── Information supplied ──

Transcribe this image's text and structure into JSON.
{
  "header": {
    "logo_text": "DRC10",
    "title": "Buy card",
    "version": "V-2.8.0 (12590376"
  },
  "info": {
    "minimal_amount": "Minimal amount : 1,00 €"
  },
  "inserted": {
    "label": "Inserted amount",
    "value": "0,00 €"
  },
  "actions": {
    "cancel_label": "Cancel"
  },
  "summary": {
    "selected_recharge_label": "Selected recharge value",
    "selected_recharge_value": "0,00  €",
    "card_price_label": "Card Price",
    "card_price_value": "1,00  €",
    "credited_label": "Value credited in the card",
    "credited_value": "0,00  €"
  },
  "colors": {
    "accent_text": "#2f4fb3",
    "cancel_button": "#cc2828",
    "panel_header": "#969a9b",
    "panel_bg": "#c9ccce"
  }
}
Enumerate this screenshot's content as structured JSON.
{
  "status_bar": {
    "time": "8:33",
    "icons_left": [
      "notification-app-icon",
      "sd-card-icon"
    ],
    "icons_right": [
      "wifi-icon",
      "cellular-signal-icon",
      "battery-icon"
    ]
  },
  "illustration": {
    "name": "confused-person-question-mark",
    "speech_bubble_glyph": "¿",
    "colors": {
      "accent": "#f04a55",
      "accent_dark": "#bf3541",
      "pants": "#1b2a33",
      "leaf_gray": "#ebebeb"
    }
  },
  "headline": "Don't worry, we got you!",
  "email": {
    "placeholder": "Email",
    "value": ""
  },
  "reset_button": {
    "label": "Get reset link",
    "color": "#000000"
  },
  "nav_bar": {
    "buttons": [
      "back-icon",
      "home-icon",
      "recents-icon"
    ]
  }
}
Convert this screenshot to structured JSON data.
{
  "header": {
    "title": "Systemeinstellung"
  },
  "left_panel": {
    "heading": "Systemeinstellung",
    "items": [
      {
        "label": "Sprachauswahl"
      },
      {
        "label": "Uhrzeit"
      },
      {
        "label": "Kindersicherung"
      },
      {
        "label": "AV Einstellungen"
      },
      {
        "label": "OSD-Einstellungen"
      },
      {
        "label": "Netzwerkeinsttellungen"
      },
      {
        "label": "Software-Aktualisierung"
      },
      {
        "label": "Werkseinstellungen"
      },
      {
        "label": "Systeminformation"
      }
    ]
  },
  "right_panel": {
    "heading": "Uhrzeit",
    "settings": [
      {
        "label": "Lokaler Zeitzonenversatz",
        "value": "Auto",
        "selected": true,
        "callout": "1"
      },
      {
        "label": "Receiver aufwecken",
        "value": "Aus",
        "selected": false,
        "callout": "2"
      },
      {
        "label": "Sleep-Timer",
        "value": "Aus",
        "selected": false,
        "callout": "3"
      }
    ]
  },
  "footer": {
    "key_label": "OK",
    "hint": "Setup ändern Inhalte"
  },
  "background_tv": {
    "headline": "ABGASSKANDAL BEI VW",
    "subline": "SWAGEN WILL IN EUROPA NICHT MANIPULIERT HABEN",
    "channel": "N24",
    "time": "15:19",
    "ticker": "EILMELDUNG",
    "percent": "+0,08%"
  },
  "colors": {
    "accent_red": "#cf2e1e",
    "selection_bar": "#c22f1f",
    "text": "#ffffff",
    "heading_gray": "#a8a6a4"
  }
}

───

• Task to carry out: Please repeat the listing above in full and exactly.

• Answer to this task:
Transcribe this image's text and structure into JSON.
{
  "header": {
    "logo_text": "DRC10",
    "title": "Buy card",
    "version": "V-2.8.0 (12590376"
  },
  "info": {
    "minimal_amount": "Minimal amount : 1,00 €"
  },
  "inserted": {
    "label": "Inserted amount",
    "value": "0,00 €"
  },
  "actions": {
    "cancel_label": "Cancel"
  },
  "summary": {
    "selected_recharge_label": "Selected recharge value",
    "selected_recharge_value": "0,00  €",
    "card_price_label": "Card Price",
    "card_price_value": "1,00  €",
    "credited_label": "Value credited in the card",
    "credited_value": "0,00  €"
  },
  "colors": {
    "accent_text": "#2f4fb3",
    "cancel_button": "#cc2828",
    "panel_header": "#969a9b",
    "panel_bg": "#c9ccce"
  }
}
Enumerate this screenshot's content as structured JSON.
{
  "status_bar": {
    "time": "8:33",
    "icons_left": [
      "notification-app-icon",
      "sd-card-icon"
    ],
    "icons_right": [
      "wifi-icon",
      "cellular-signal-icon",
      "battery-icon"
    ]
  },
  "illustration": {
    "name": "confused-person-question-mark",
    "speech_bubble_glyph": "¿",
    "colors": {
      "accent": "#f04a55",
      "accent_dark": "#bf3541",
      "pants": "#1b2a33",
      "leaf_gray": "#ebebeb"
    }
  },
  "headline": "Don't worry, we got you!",
  "email": {
    "placeholder": "Email",
    "value": ""
  },
  "reset_button": {
    "label": "Get reset link",
    "color": "#000000"
  },
  "nav_bar": {
    "buttons": [
      "back-icon",
      "home-icon",
      "recents-icon"
    ]
  }
}
Convert this screenshot to structured JSON data.
{
  "header": {
    "title": "Systemeinstellung"
  },
  "left_panel": {
    "heading": "Systemeinstellung",
    "items": [
      {
        "label": "Sprachauswahl"
      },
      {
        "label": "Uhrzeit"
      },
      {
        "label": "Kindersicherung"
      },
      {
        "label": "AV Einstellungen"
      },
      {
        "label": "OSD-Einstellungen"
      },
      {
        "label": "Netzwerkeinsttellungen"
      },
      {
        "label": "Software-Aktualisierung"
      },
      {
        "label": "Werkseinstellungen"
      },
      {
        "label": "Systeminformation"
      }
    ]
  },
  "right_panel": {
    "heading": "Uhrzeit",
    "settings": [
      {
        "label": "Lokaler Zeitzonenversatz",
        "value": "Auto",
        "selected": true,
        "callout": "1"
      },
      {
        "label": "Receiver aufwecken",
        "value": "Aus",
        "selected": false,
        "callout": "2"
      },
      {
        "label": "Sleep-Timer",
        "value": "Aus",
        "selected": false,
        "callout": "3"
      }
    ]
  },
  "footer": {
    "key_label": "OK",
    "hint": "Setup ändern Inhalte"
  },
  "background_tv": {
    "headline": "ABGASSKANDAL BEI VW",
    "subline": "SWAGEN WILL IN EUROPA NICHT MANIPULIERT HABEN",
    "channel": "N24",
    "time": "15:19",
    "ticker": "EILMELDUNG",
    "percent": "+0,08%"
  },
  "colors": {
    "accent_red": "#cf2e1e",
    "selection_bar": "#c22f1f",
    "text": "#ffffff",
    "heading_gray": "#a8a6a4"
  }
}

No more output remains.